## Start DATASET EXTRACT

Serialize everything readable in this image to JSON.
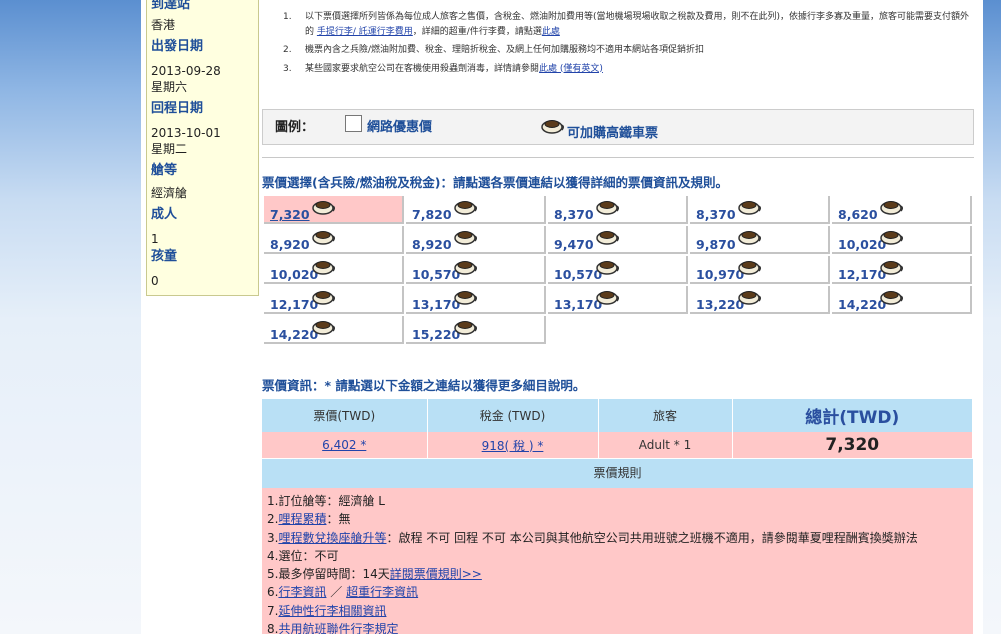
{
  "sidebar": {
    "arrival_label": "到達站",
    "arrival_value": "香港",
    "depart_label": "出發日期",
    "depart_date": "2013-09-28",
    "depart_weekday": "星期六",
    "return_label": "回程日期",
    "return_date": "2013-10-01",
    "return_weekday": "星期二",
    "cabin_label": "艙等",
    "cabin_value": "經濟艙",
    "adult_label": "成人",
    "adult_value": "1",
    "child_label": "孩童",
    "child_value": "0"
  },
  "notes": {
    "n1_num": "1.",
    "n1_text": "以下票價選擇所列皆係為每位成人旅客之售價，含稅金、燃油附加費用等(當地機場現場收取之稅款及費用，則不在此列)，依據行李多寡及重量，旅客可能需要支付額外的",
    "n1_link1": "手提行李/ 託運行李費用",
    "n1_mid": "，詳細的超重/件行李費，請點選",
    "n1_link2": "此處",
    "n2_num": "2.",
    "n2_text": "機票內含之兵險/燃油附加費、稅金、理賠折稅金、及網上任何加購服務均不適用本網站各項促銷折扣",
    "n3_num": "3.",
    "n3_text": "某些國家要求航空公司在客機使用殺蟲劑消毒，詳情請參閱",
    "n3_link": "此處 (僅有英文)"
  },
  "legend": {
    "title": "圖例：",
    "net_fare": "網路優惠價",
    "hsr": "可加購高鐵車票"
  },
  "fare_selection_title": "票價選擇(含兵險/燃油稅及稅金)：請點選各票價連結以獲得詳細的票價資訊及規則。",
  "fares": [
    "7,320",
    "7,820",
    "8,370",
    "8,370",
    "8,620",
    "8,920",
    "8,920",
    "9,470",
    "9,870",
    "10,020",
    "10,020",
    "10,570",
    "10,570",
    "10,970",
    "12,170",
    "12,170",
    "13,170",
    "13,170",
    "13,220",
    "14,220",
    "14,220",
    "15,220"
  ],
  "selected_fare_index": 0,
  "fare_info_title": "票價資訊：* 請點選以下金額之連結以獲得更多細目說明。",
  "fare_table": {
    "headers": [
      "票價(TWD)",
      "稅金 (TWD)",
      "旅客",
      "總計(TWD)"
    ],
    "fare": "6,402 *",
    "tax": "918( 稅 ) *",
    "passenger": "Adult * 1",
    "total": "7,320"
  },
  "rules_title": "票價規則",
  "rules": {
    "r1": "1.訂位艙等：經濟艙 L",
    "r2_num": "2.",
    "r2_link": "哩程累積",
    "r2_text": "：無",
    "r3_num": "3.",
    "r3_link": "哩程數兌換座艙升等",
    "r3_text": "：啟程 不可 回程 不可 本公司與其他航空公司共用班號之班機不適用，請參閱華夏哩程酬賓換獎辦法",
    "r4": "4.選位：不可",
    "r5_text": "5.最多停留時間：14天",
    "r5_link": "詳閱票價規則>>",
    "r6_num": "6.",
    "r6_link1": "行李資訊",
    "r6_sep": " ／ ",
    "r6_link2": "超重行李資訊",
    "r7_num": "7.",
    "r7_link": "延伸性行李相關資訊",
    "r8_num": "8.",
    "r8_link": "共用航班聯件行李規定"
  },
  "icons": {
    "fare_icon": "coffee-cup-icon",
    "checkbox": "checkbox-icon"
  },
  "colors": {
    "selected_fare_bg": "#ffc8c8",
    "header_bg": "#b9e0f5",
    "link": "#2a4f9f"
  }
}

## End DATASET EXTRACT

## DIRECTIONS
Copy out every line of the material above exactly, skipping the pictures.

## TASK RESULT
Serialize everything readable in this image to JSON.
{
  "sidebar": {
    "arrival_label": "到達站",
    "arrival_value": "香港",
    "depart_label": "出發日期",
    "depart_date": "2013-09-28",
    "depart_weekday": "星期六",
    "return_label": "回程日期",
    "return_date": "2013-10-01",
    "return_weekday": "星期二",
    "cabin_label": "艙等",
    "cabin_value": "經濟艙",
    "adult_label": "成人",
    "adult_value": "1",
    "child_label": "孩童",
    "child_value": "0"
  },
  "notes": {
    "n1_num": "1.",
    "n1_text": "以下票價選擇所列皆係為每位成人旅客之售價，含稅金、燃油附加費用等(當地機場現場收取之稅款及費用，則不在此列)，依據行李多寡及重量，旅客可能需要支付額外的",
    "n1_link1": "手提行李/ 託運行李費用",
    "n1_mid": "，詳細的超重/件行李費，請點選",
    "n1_link2": "此處",
    "n2_num": "2.",
    "n2_text": "機票內含之兵險/燃油附加費、稅金、理賠折稅金、及網上任何加購服務均不適用本網站各項促銷折扣",
    "n3_num": "3.",
    "n3_text": "某些國家要求航空公司在客機使用殺蟲劑消毒，詳情請參閱",
    "n3_link": "此處 (僅有英文)"
  },
  "legend": {
    "title": "圖例：",
    "net_fare": "網路優惠價",
    "hsr": "可加購高鐵車票"
  },
  "fare_selection_title": "票價選擇(含兵險/燃油稅及稅金)：請點選各票價連結以獲得詳細的票價資訊及規則。",
  "fares": [
    "7,320",
    "7,820",
    "8,370",
    "8,370",
    "8,620",
    "8,920",
    "8,920",
    "9,470",
    "9,870",
    "10,020",
    "10,020",
    "10,570",
    "10,570",
    "10,970",
    "12,170",
    "12,170",
    "13,170",
    "13,170",
    "13,220",
    "14,220",
    "14,220",
    "15,220"
  ],
  "selected_fare_index": 0,
  "fare_info_title": "票價資訊：* 請點選以下金額之連結以獲得更多細目說明。",
  "fare_table": {
    "headers": [
      "票價(TWD)",
      "稅金 (TWD)",
      "旅客",
      "總計(TWD)"
    ],
    "fare": "6,402 *",
    "tax": "918( 稅 ) *",
    "passenger": "Adult * 1",
    "total": "7,320"
  },
  "rules_title": "票價規則",
  "rules": {
    "r1": "1.訂位艙等：經濟艙 L",
    "r2_num": "2.",
    "r2_link": "哩程累積",
    "r2_text": "：無",
    "r3_num": "3.",
    "r3_link": "哩程數兌換座艙升等",
    "r3_text": "：啟程 不可 回程 不可 本公司與其他航空公司共用班號之班機不適用，請參閱華夏哩程酬賓換獎辦法",
    "r4": "4.選位：不可",
    "r5_text": "5.最多停留時間：14天",
    "r5_link": "詳閱票價規則>>",
    "r6_num": "6.",
    "r6_link1": "行李資訊",
    "r6_sep": " ／ ",
    "r6_link2": "超重行李資訊",
    "r7_num": "7.",
    "r7_link": "延伸性行李相關資訊",
    "r8_num": "8.",
    "r8_link": "共用航班聯件行李規定"
  },
  "icons": {
    "fare_icon": "coffee-cup-icon",
    "checkbox": "checkbox-icon"
  },
  "colors": {
    "selected_fare_bg": "#ffc8c8",
    "header_bg": "#b9e0f5",
    "link": "#2a4f9f"
  }
}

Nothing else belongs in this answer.